-------- Data

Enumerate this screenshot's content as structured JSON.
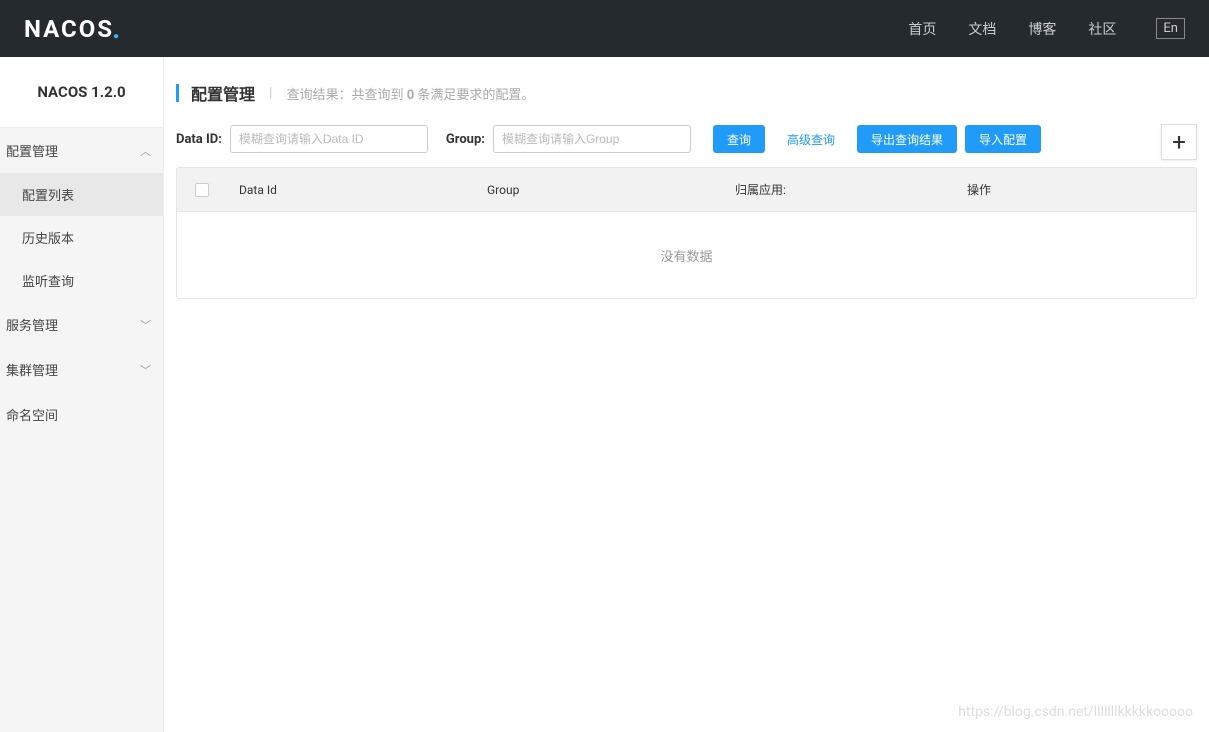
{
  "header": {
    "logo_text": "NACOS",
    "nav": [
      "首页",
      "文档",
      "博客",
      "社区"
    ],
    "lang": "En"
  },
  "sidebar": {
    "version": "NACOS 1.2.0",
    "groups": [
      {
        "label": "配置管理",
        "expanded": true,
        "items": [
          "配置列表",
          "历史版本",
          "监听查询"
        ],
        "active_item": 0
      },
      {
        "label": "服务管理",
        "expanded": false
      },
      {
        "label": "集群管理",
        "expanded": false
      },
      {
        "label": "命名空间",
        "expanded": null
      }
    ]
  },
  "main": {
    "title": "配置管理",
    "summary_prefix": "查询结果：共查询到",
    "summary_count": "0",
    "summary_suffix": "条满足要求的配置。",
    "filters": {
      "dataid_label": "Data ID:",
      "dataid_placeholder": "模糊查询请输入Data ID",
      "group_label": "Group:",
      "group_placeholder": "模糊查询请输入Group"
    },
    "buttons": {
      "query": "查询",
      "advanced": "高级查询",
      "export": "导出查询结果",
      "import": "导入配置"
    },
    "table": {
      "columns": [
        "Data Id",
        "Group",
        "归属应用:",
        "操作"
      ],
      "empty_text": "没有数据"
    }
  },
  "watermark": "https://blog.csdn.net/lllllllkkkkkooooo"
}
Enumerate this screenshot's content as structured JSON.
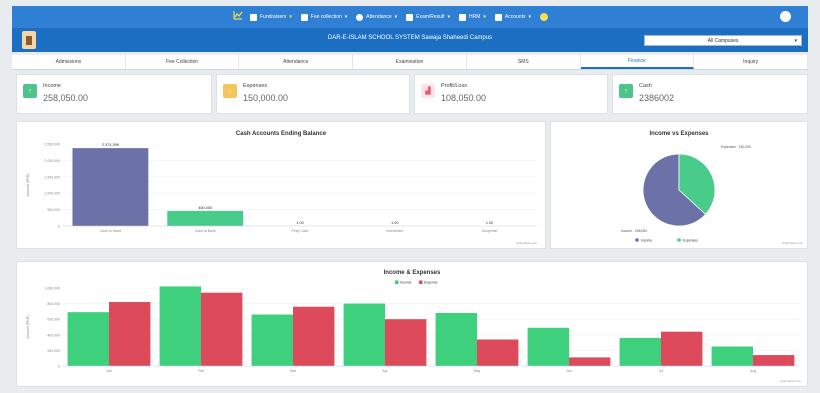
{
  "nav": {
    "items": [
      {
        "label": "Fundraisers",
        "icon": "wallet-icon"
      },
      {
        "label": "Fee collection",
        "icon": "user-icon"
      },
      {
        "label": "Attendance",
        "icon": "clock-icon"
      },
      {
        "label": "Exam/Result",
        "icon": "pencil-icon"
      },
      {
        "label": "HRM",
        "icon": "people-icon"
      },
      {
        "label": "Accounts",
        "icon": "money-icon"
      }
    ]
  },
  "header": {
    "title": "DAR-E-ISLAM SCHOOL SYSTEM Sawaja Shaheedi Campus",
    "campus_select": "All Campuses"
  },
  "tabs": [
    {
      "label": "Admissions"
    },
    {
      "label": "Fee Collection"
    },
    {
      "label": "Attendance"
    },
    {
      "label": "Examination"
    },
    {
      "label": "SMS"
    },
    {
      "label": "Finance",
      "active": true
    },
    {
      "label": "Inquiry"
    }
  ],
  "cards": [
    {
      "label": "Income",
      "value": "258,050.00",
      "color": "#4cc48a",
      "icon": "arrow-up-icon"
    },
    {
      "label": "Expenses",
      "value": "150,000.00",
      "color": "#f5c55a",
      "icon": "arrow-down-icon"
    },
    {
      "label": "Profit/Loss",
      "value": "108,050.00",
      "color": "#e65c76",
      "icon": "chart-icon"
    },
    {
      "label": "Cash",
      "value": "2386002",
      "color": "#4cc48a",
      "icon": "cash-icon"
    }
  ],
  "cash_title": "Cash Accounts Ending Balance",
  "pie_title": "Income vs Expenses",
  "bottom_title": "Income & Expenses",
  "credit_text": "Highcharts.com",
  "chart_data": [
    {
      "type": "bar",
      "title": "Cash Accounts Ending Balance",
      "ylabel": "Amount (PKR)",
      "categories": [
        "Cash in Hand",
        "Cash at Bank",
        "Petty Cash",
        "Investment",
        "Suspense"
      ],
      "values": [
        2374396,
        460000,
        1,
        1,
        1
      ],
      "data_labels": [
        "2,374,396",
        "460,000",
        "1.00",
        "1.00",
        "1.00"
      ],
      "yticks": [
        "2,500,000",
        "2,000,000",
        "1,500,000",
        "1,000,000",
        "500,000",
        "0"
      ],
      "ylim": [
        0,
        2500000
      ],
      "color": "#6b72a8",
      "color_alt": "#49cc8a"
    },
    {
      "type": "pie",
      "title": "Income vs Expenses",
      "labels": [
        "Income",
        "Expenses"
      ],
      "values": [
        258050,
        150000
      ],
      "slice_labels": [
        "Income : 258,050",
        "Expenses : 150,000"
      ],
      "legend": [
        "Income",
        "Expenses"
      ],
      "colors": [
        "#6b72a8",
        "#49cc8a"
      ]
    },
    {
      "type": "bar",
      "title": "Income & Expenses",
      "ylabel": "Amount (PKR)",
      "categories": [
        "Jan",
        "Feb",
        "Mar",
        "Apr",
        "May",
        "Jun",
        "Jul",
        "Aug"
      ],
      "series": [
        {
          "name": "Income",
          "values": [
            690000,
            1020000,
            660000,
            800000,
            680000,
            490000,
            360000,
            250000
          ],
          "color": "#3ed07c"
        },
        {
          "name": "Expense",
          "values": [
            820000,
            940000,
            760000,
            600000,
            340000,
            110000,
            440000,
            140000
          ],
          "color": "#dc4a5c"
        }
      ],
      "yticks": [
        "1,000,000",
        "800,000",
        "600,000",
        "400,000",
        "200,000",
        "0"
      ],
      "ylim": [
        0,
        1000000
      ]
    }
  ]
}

----------------

The problem. Your task is to retype all the entries exactly and leave out any pictures.

Solution.
Enumerate this screenshot's content as structured JSON.
{
  "header": {
    "logo_text": "NACOS",
    "nav": [
      "首页",
      "文档",
      "博客",
      "社区"
    ],
    "lang": "En"
  },
  "sidebar": {
    "version": "NACOS 1.2.0",
    "groups": [
      {
        "label": "配置管理",
        "expanded": true,
        "items": [
          "配置列表",
          "历史版本",
          "监听查询"
        ],
        "active_item": 0
      },
      {
        "label": "服务管理",
        "expanded": false
      },
      {
        "label": "集群管理",
        "expanded": false
      },
      {
        "label": "命名空间",
        "expanded": null
      }
    ]
  },
  "main": {
    "title": "配置管理",
    "summary_prefix": "查询结果：共查询到",
    "summary_count": "0",
    "summary_suffix": "条满足要求的配置。",
    "filters": {
      "dataid_label": "Data ID:",
      "dataid_placeholder": "模糊查询请输入Data ID",
      "group_label": "Group:",
      "group_placeholder": "模糊查询请输入Group"
    },
    "buttons": {
      "query": "查询",
      "advanced": "高级查询",
      "export": "导出查询结果",
      "import": "导入配置"
    },
    "table": {
      "columns": [
        "Data Id",
        "Group",
        "归属应用:",
        "操作"
      ],
      "empty_text": "没有数据"
    }
  },
  "watermark": "https://blog.csdn.net/lllllllkkkkkooooo"
}
Enumerate this screenshot's content as structured JSON.
{
  "nav": {
    "items": [
      {
        "label": "Fundraisers",
        "icon": "wallet-icon"
      },
      {
        "label": "Fee collection",
        "icon": "user-icon"
      },
      {
        "label": "Attendance",
        "icon": "clock-icon"
      },
      {
        "label": "Exam/Result",
        "icon": "pencil-icon"
      },
      {
        "label": "HRM",
        "icon": "people-icon"
      },
      {
        "label": "Accounts",
        "icon": "money-icon"
      }
    ]
  },
  "header": {
    "title": "DAR-E-ISLAM SCHOOL SYSTEM Sawaja Shaheedi Campus",
    "campus_select": "All Campuses"
  },
  "tabs": [
    {
      "label": "Admissions"
    },
    {
      "label": "Fee Collection"
    },
    {
      "label": "Attendance"
    },
    {
      "label": "Examination"
    },
    {
      "label": "SMS"
    },
    {
      "label": "Finance",
      "active": true
    },
    {
      "label": "Inquiry"
    }
  ],
  "cards": [
    {
      "label": "Income",
      "value": "258,050.00",
      "color": "#4cc48a",
      "icon": "arrow-up-icon"
    },
    {
      "label": "Expenses",
      "value": "150,000.00",
      "color": "#f5c55a",
      "icon": "arrow-down-icon"
    },
    {
      "label": "Profit/Loss",
      "value": "108,050.00",
      "color": "#e65c76",
      "icon": "chart-icon"
    },
    {
      "label": "Cash",
      "value": "2386002",
      "color": "#4cc48a",
      "icon": "cash-icon"
    }
  ],
  "cash_title": "Cash Accounts Ending Balance",
  "pie_title": "Income vs Expenses",
  "bottom_title": "Income & Expenses",
  "credit_text": "Highcharts.com",
  "chart_data": [
    {
      "type": "bar",
      "title": "Cash Accounts Ending Balance",
      "ylabel": "Amount (PKR)",
      "categories": [
        "Cash in Hand",
        "Cash at Bank",
        "Petty Cash",
        "Investment",
        "Suspense"
      ],
      "values": [
        2374396,
        460000,
        1,
        1,
        1
      ],
      "data_labels": [
        "2,374,396",
        "460,000",
        "1.00",
        "1.00",
        "1.00"
      ],
      "yticks": [
        "2,500,000",
        "2,000,000",
        "1,500,000",
        "1,000,000",
        "500,000",
        "0"
      ],
      "ylim": [
        0,
        2500000
      ],
      "color": "#6b72a8",
      "color_alt": "#49cc8a"
    },
    {
      "type": "pie",
      "title": "Income vs Expenses",
      "labels": [
        "Income",
        "Expenses"
      ],
      "values": [
        258050,
        150000
      ],
      "slice_labels": [
        "Income : 258,050",
        "Expenses : 150,000"
      ],
      "legend": [
        "Income",
        "Expenses"
      ],
      "colors": [
        "#6b72a8",
        "#49cc8a"
      ]
    },
    {
      "type": "bar",
      "title": "Income & Expenses",
      "ylabel": "Amount (PKR)",
      "categories": [
        "Jan",
        "Feb",
        "Mar",
        "Apr",
        "May",
        "Jun",
        "Jul",
        "Aug"
      ],
      "series": [
        {
          "name": "Income",
          "values": [
            690000,
            1020000,
            660000,
            800000,
            680000,
            490000,
            360000,
            250000
          ],
          "color": "#3ed07c"
        },
        {
          "name": "Expense",
          "values": [
            820000,
            940000,
            760000,
            600000,
            340000,
            110000,
            440000,
            140000
          ],
          "color": "#dc4a5c"
        }
      ],
      "yticks": [
        "1,000,000",
        "800,000",
        "600,000",
        "400,000",
        "200,000",
        "0"
      ],
      "ylim": [
        0,
        1000000
      ]
    }
  ]
}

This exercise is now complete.